Requests:
1. Rewrite the paragraph of the dog-trial forum thread that begins "I have not seen blatant cheating" as a short bulleted list that keeps its main points.
2. In the dog-trial forum thread, what breed of dog was Bella paired with when running in RJL?
3. Please repeat the part of the dog-trial forum thread from "## BIGSP (Sep" up to and including "they are fantastic.".

— begin Supplied passage —

You are welcome to run the Traverse City trial also with an ecollar, you will be scored but you won't be eligible to place. You are also welcome to run when we have space available a dog that does not meet for whatever reason the Min Entry requirements, this could be a dog that is a Master Hunter, or an already qualified dog at a previous RGS trial.

I am seeing some opinions that interfearence is an issue; it really is not, I ran in RJL a few years ago and Bella was paired with a Rhodesian Ridgeback, it was a young dog, he tagged Bella for five minutes, I simply sat my dog and gave the handler a chance to get his dog working, it took three attempts but the handler and judge were able to break away and we went about winning that trial. If your dog happens to interfere with another dog, well the judges are going to give the dog interfered with another chance especially if they think it has a chance to be used. 

I have not seen blatant cheating, we cleaned up the safety issue and I think judges have handled it well and the current system is working. We also cleaned up some other un-sportsman like behavior by going to the two birds and done rule, we cleaned up the dog off leash issue in parking areas. One bag egg does not make a bad dozen.


----------



## Wolf_Dancer34 (Nov 14, 2006)

BIGSP said:


> The lakeshore chapter is hosting it on Sunday Nov 25 at wings and rings in Zeeland.


I bet if you asked Todd again this year he just might take some more of his fabulous photos that he has came to be known for. For the Lakeshore chapter. Just a suggestion!!


----------



## N M Mechanical (Feb 7, 2008)

Wolf_Dancer34 said:


> I bet if you asked Todd again this year he just might take some more of his fabulous photos that he has came to be known for. For the Lakeshore chapter. Just a suggestion!!


He can and anyone else that is willing
_Posted via Mobile Device_


----------



## Wolf_Dancer34 (Nov 14, 2006)

I did not mean that Todd was the only one who could take photos...just making a photo person suggestion.


----------



## BIGSP (Sep 16, 2004)

Wolf_Dancer34 said:


> I did not mean that Todd was the only one who could take photos...just making a photo person suggestion.


Well certainly he will get first dibs on the job. One of the perks of being a member of our chapter. lol

For anyone who hasn't seen Todd's photo's they are fantastic.


----------



## I'm with Brandy (Aug 5, 2007)

Mike McDonald said:


> I'm curious. I've run in several and judged a couple. How do people cheat? mac


Mac,

I have gunned for handlers before and on two separate occasions believe the other handler and handler gunner teams were cheating. They would purposefully move so that when they kick the bird up it would flush at the judge or another handler so they could call a safety. I watch this go on for three birds at one trial. Even watched the gunner as he looked up to make sure he was lined up with the judge before he kicked out the bird. The gunner was standing next to the judge on the left hand side of the dog facing open field he could have flushed the bird from the left side of the dog, but he walked all the way around the back of the dog and flushed the bird from the right side. Even though I was gunning for someone else I had clear shot and killed the bird and in both cases the dog was not steady to a shot bird. 
For this reason and for safety I still say we should have designated gunners.


----------



## mudbat2128 (Sep 7, 2004)

I'm with Brandy said:


> Mac,
> 
> I have gunned for handlers before and on two separate occasions believe the other handler and handler gunner teams were cheating. They would purposefully move so that when they kick the bird up it would flush at the judge or another handler so they could call a safety. I watch this go on for three birds at one trial. Even watched the gunner as he looked up to make sure he was lined up with the judge before he kicked out the bird. The gunner was standing next to the judge on the left hand side of the dog facing open field he could have flushed the bird from the left side of the dog, but he walked all the way around the back of the dog and flushed the bird from the right side. Even though I was gunning for someone else I had clear shot and killed the bird and in both cases the dog was not steady to a shot bird.

— end Supplied passage —
— begin Entries —

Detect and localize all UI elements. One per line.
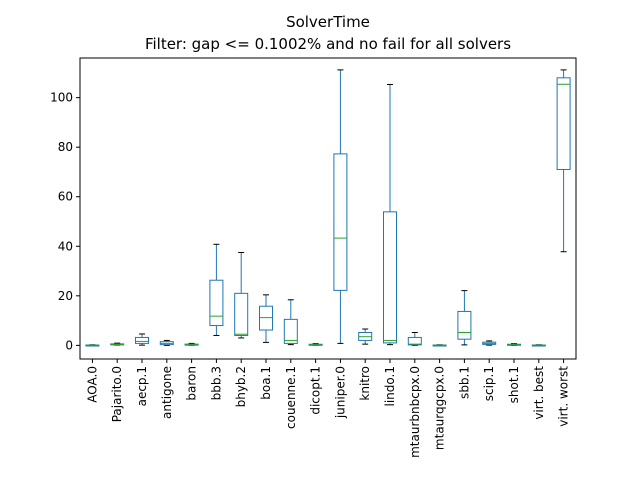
y-tick-label: 80 bbox=[58, 140, 73, 154]
box-iqr bbox=[135, 336, 149, 344]
box-iqr bbox=[407, 336, 422, 346]
x-tick-label: aecp.1 bbox=[135, 366, 149, 406]
x-tick-label: couenne.1 bbox=[284, 366, 298, 429]
box-boa-1 bbox=[259, 294, 273, 343]
x-axis: AOA.0 Pajarito.0 aecp.1 antigone baron bbb.3 b… bbox=[85, 359, 571, 458]
box-knitro bbox=[358, 328, 373, 345]
box-virt-best bbox=[531, 344, 546, 347]
box-iqr bbox=[457, 310, 472, 340]
chart-subtitle: Filter: gap <= 0.1002% and no fail for a… bbox=[145, 35, 511, 53]
y-tick-label: 20 bbox=[58, 289, 73, 303]
box-juniper-0 bbox=[333, 69, 348, 344]
box-mtaurbnbcpx-0 bbox=[407, 331, 422, 346]
box-sbb-1 bbox=[457, 290, 472, 346]
box-iqr bbox=[333, 153, 348, 291]
box-iqr bbox=[383, 211, 397, 344]
x-tick-label: sbb.1 bbox=[457, 366, 471, 399]
x-tick-label: baron bbox=[185, 366, 199, 401]
box-iqr bbox=[209, 279, 224, 327]
y-tick-label: 60 bbox=[58, 190, 73, 204]
x-tick-label: scip.1 bbox=[482, 366, 496, 401]
y-tick-label: 40 bbox=[58, 239, 73, 253]
y-axis: 0 20 40 60 80 100 bbox=[50, 91, 80, 352]
x-tick-label: Pajarito.0 bbox=[110, 366, 124, 422]
box-aecp-1 bbox=[135, 333, 149, 346]
x-tick-label: mtaurbnbcpx.0 bbox=[408, 366, 422, 458]
x-tick-label: AOA.0 bbox=[85, 366, 99, 403]
box-bhyb-2 bbox=[234, 251, 249, 339]
box-aoa-0 bbox=[85, 344, 100, 347]
x-tick-label: bbb.3 bbox=[209, 366, 223, 400]
x-tick-label: virt. worst bbox=[557, 366, 571, 427]
y-tick-label: 100 bbox=[50, 91, 73, 105]
x-tick-label: shot.1 bbox=[507, 366, 521, 403]
box-couenne-1 bbox=[283, 299, 298, 346]
plot-marks bbox=[85, 69, 571, 347]
x-tick-label: knitro bbox=[358, 366, 372, 401]
x-tick-label: bhyb.2 bbox=[234, 366, 248, 407]
x-tick-label: dicopt.1 bbox=[309, 366, 323, 415]
x-tick-label: boa.1 bbox=[259, 366, 273, 400]
box-dicopt-1 bbox=[308, 343, 323, 346]
box-pajarito-0 bbox=[110, 342, 125, 346]
x-tick-label: mtaurqgcpx.0 bbox=[433, 366, 447, 450]
x-tick-label: juniper.0 bbox=[333, 366, 347, 419]
box-iqr bbox=[234, 292, 249, 336]
y-tick-label: 0 bbox=[65, 338, 73, 352]
box-scip-1 bbox=[482, 340, 497, 346]
box-baron bbox=[184, 342, 199, 346]
chart-title: SolverTime bbox=[286, 13, 370, 31]
plot-frame bbox=[79, 57, 577, 360]
box-antigone bbox=[159, 339, 174, 346]
x-tick-label: virt. best bbox=[532, 366, 546, 420]
box-virt-worst bbox=[556, 69, 571, 253]
box-bbb-3 bbox=[209, 243, 224, 336]
box-lindo-1 bbox=[383, 84, 397, 346]
x-tick-label: lindo.1 bbox=[383, 366, 397, 406]
box-mtaurqgcpx-0 bbox=[432, 344, 447, 347]
box-iqr bbox=[283, 318, 298, 344]
box-shot-1 bbox=[507, 343, 521, 346]
x-tick-label: antigone bbox=[160, 366, 174, 419]
box-iqr bbox=[556, 77, 571, 170]
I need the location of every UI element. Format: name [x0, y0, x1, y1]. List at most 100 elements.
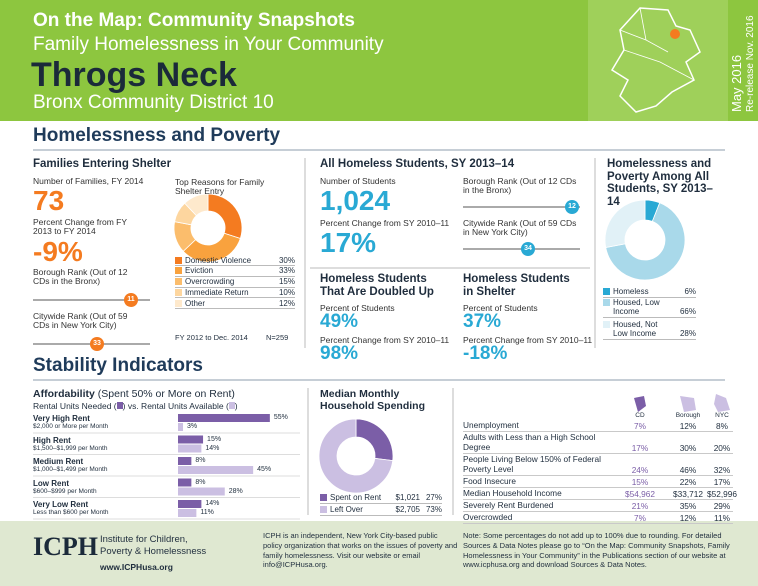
chart-note: N=259: [266, 333, 289, 342]
title: Throgs Neck: [31, 56, 237, 94]
rank-value: 12: [568, 203, 576, 210]
label: Citywide Rank (Out of 59 CDs in New York…: [463, 218, 577, 238]
rank-value: 33: [93, 340, 101, 347]
row-range: Less than $600 per Month: [33, 509, 109, 516]
bar-label: 11%: [200, 509, 214, 516]
label: Percent of Students: [463, 303, 538, 313]
logo: ICPH: [33, 532, 98, 561]
bar: [178, 466, 254, 474]
row-name: Low Rent: [33, 478, 69, 488]
label: Percent Change from SY 2010–11: [320, 218, 450, 228]
block-title: Homelessness and Poverty Among All Stude…: [607, 158, 713, 208]
legend-value: 27%: [425, 493, 442, 502]
legend-label: Other: [185, 298, 206, 308]
row-label: Severely Rent Burdened: [463, 500, 554, 511]
chart-note: FY 2012 to Dec. 2014: [175, 333, 248, 342]
bar: [178, 457, 192, 465]
cell: 24%: [631, 465, 649, 475]
legend-row: Eviction 33%: [175, 266, 295, 277]
legend-label: Homeless: [613, 287, 649, 296]
cell: $33,712: [673, 489, 703, 499]
legend-value: 28%: [679, 329, 696, 338]
donut-slice: [355, 418, 394, 462]
row-label: Adults with Less than a High School Degr…: [463, 432, 596, 453]
cell: 7%: [634, 421, 646, 431]
bar: [178, 414, 270, 422]
cell: 32%: [713, 465, 731, 475]
row-range: $1,500–$1,999 per Month: [33, 444, 108, 452]
map-districts: [619, 7, 695, 81]
rank-marker: [521, 242, 535, 256]
label: Percent Change from FY 2013 to FY 2014: [33, 217, 127, 237]
label: Borough Rank (Out of 12 CDs in the Bronx…: [33, 267, 128, 287]
legend-row: Domestic Violence 30%: [175, 255, 295, 266]
legend-label: Eviction: [185, 266, 214, 276]
column-header: NYC: [715, 412, 729, 419]
label: Citywide Rank (Out of 59 CDs in New York…: [33, 311, 128, 331]
row-name: Very Low Rent: [33, 500, 89, 509]
big-number: 1,024: [320, 185, 391, 216]
legend-amount: $1,021: [395, 493, 420, 502]
legend-swatch: [320, 506, 327, 513]
legend-label: Housed, Not Low Income: [613, 320, 658, 338]
legend-swatch: [175, 256, 182, 264]
number: 37%: [463, 311, 502, 332]
legend-swatch: [175, 267, 182, 275]
legend-value: 10%: [278, 287, 295, 297]
borough-icon: [680, 396, 696, 412]
legend-row: Immediate Return 10%: [175, 287, 295, 299]
row-name: High Rent: [33, 435, 71, 445]
legend-row: Spent on Rent $1,021 27%: [320, 492, 442, 504]
legend-swatch: [320, 494, 327, 501]
row-label: Unemployment: [463, 420, 519, 431]
cell: $52,996: [707, 489, 737, 499]
donut-slice: [207, 193, 243, 240]
cell: 46%: [679, 465, 697, 475]
table-row: Food Insecure: [463, 476, 733, 488]
legend-row: Overcrowding 15%: [175, 277, 295, 288]
legend-value: 15%: [278, 277, 295, 287]
legend-swatch: [175, 288, 182, 296]
block-title: Median Monthly Household Spending: [320, 388, 425, 412]
title-note: (Spent 50% or More on Rent): [97, 388, 235, 400]
cell: 7%: [634, 513, 646, 523]
cell: 12%: [679, 421, 697, 431]
bar-label: 55%: [273, 414, 288, 421]
series-title: On the Map: Community Snapshots: [33, 10, 355, 31]
rank-value: 11: [127, 296, 135, 303]
rank-marker: [565, 200, 579, 214]
cell: 29%: [713, 501, 731, 511]
legend-value: 33%: [278, 266, 295, 276]
cell: 20%: [713, 443, 731, 453]
row-label: Food Insecure: [463, 476, 517, 487]
rank-value: 34: [524, 245, 532, 252]
donut-slice: [184, 193, 209, 217]
district: Bronx Community District 10: [33, 92, 274, 113]
row-label: People Living Below 150% of Federal Pove…: [463, 454, 601, 475]
nyc-icon: [714, 394, 730, 412]
bar: [178, 444, 202, 453]
legend-text: ) vs. Rental Units Available (: [122, 401, 229, 411]
legend-value: 73%: [425, 505, 442, 514]
bar-label: 8%: [195, 457, 206, 464]
rank-marker: [90, 337, 104, 351]
bar-label: 45%: [257, 466, 272, 473]
about: ICPH is an independent, New York City-ba…: [263, 531, 458, 570]
legend-swatch: [175, 299, 182, 307]
column-header: Borough: [675, 412, 701, 419]
cell: 11%: [714, 513, 730, 523]
block-title: Affordability (Spent 50% or More on Rent…: [33, 388, 235, 401]
table-row: People Living Below 150% of Federal Pove…: [463, 454, 733, 476]
row-range: $2,000 or More per Month: [33, 423, 109, 430]
big-number: 17%: [320, 227, 377, 258]
donut-slice: [604, 199, 646, 248]
legend-swatch: [603, 288, 610, 295]
legend-label: Left Over: [330, 505, 363, 514]
org-name: Poverty & Homelessness: [100, 546, 207, 557]
label: Number of Students: [320, 176, 396, 186]
legend-row: Housed, Low Income 66%: [603, 298, 696, 318]
bar-label: 14%: [205, 444, 220, 452]
legend-value: 6%: [684, 287, 696, 296]
section-title: Homelessness and Poverty: [33, 125, 281, 146]
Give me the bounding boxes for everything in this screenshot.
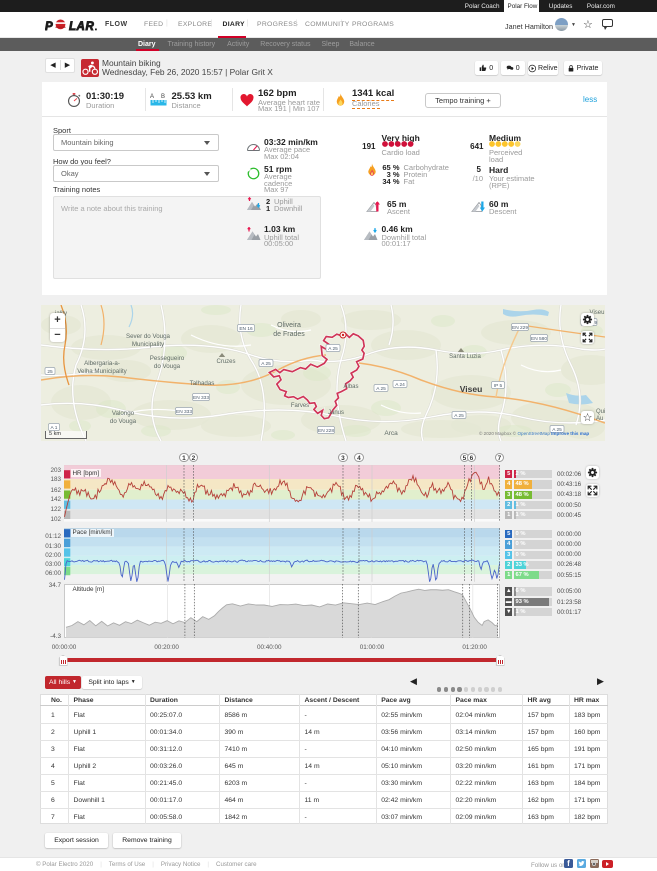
svg-text:IP 5: IP 5 (494, 383, 503, 389)
svg-text:R: R (86, 21, 95, 33)
svg-text:Cruzes: Cruzes (216, 359, 235, 365)
svg-text:A 25: A 25 (328, 346, 338, 352)
svg-text:Janus: Janus (328, 410, 344, 416)
svg-text:Valongo: Valongo (112, 410, 135, 417)
svg-text:B: B (161, 94, 165, 100)
svg-text:Farves: Farves (291, 403, 309, 409)
svg-text:Talhadas: Talhadas (190, 380, 215, 387)
svg-text:Viseu: Viseu (590, 310, 605, 316)
svg-text:A 1: A 1 (51, 425, 58, 431)
svg-text:Velha Municipality: Velha Municipality (77, 368, 127, 375)
svg-text:A: A (150, 94, 154, 100)
svg-text:Pessegueiro: Pessegueiro (150, 355, 185, 362)
svg-text:EN 333: EN 333 (176, 409, 192, 415)
svg-text:P: P (45, 21, 53, 33)
svg-text:A 24: A 24 (395, 382, 405, 388)
svg-text:EN 580: EN 580 (531, 336, 547, 342)
svg-text:Albas: Albas (343, 384, 358, 390)
svg-text:de Frades: de Frades (273, 331, 305, 338)
svg-text:Arca: Arca (384, 430, 398, 437)
svg-text:Oliveira: Oliveira (277, 322, 301, 329)
svg-text:EN 229: EN 229 (512, 325, 528, 331)
svg-text:Municipality: Municipality (132, 341, 165, 348)
svg-text:Sever do Vouga: Sever do Vouga (126, 333, 171, 340)
svg-text:A: A (76, 21, 85, 33)
svg-text:Viseu: Viseu (460, 384, 483, 394)
svg-text:Santa Luzia: Santa Luzia (449, 354, 481, 360)
svg-text:do Vouga: do Vouga (110, 418, 137, 425)
svg-text:do Vouga: do Vouga (154, 363, 181, 370)
svg-text:EN 333: EN 333 (193, 395, 209, 401)
svg-text:EN 228: EN 228 (318, 428, 334, 434)
svg-text:A 25: A 25 (454, 413, 464, 419)
svg-text:A 25: A 25 (261, 361, 271, 367)
svg-text:25: 25 (47, 369, 53, 375)
svg-text:A 25: A 25 (376, 386, 386, 392)
svg-text:L: L (69, 21, 76, 33)
svg-text:A 25: A 25 (552, 427, 562, 433)
svg-text:EN 16: EN 16 (239, 326, 253, 332)
svg-text:Albergaria-a-: Albergaria-a- (84, 360, 120, 367)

— end Entries —

Outputs by task:
1.
- No blatant cheating has been seen.
- The safety issue was cleaned up, judges have handled it well, and the current system is working.
- Other unsportsmanlike behavior was cleaned up by moving to the two birds and done rule.
- The issue of dogs off leash in parking areas was also cleaned up.

2. A Rhodesian Ridgeback.

3.
## BIGSP (Sep 16, 2004)

Wolf_Dancer34 said:


> I did not mean that Todd was the only one who could take photos...just making a photo person suggestion.


Well certainly he will get first dibs on the job. One of the perks of being a member of our chapter. lol

For anyone who hasn't seen Todd's photo's they are fantastic.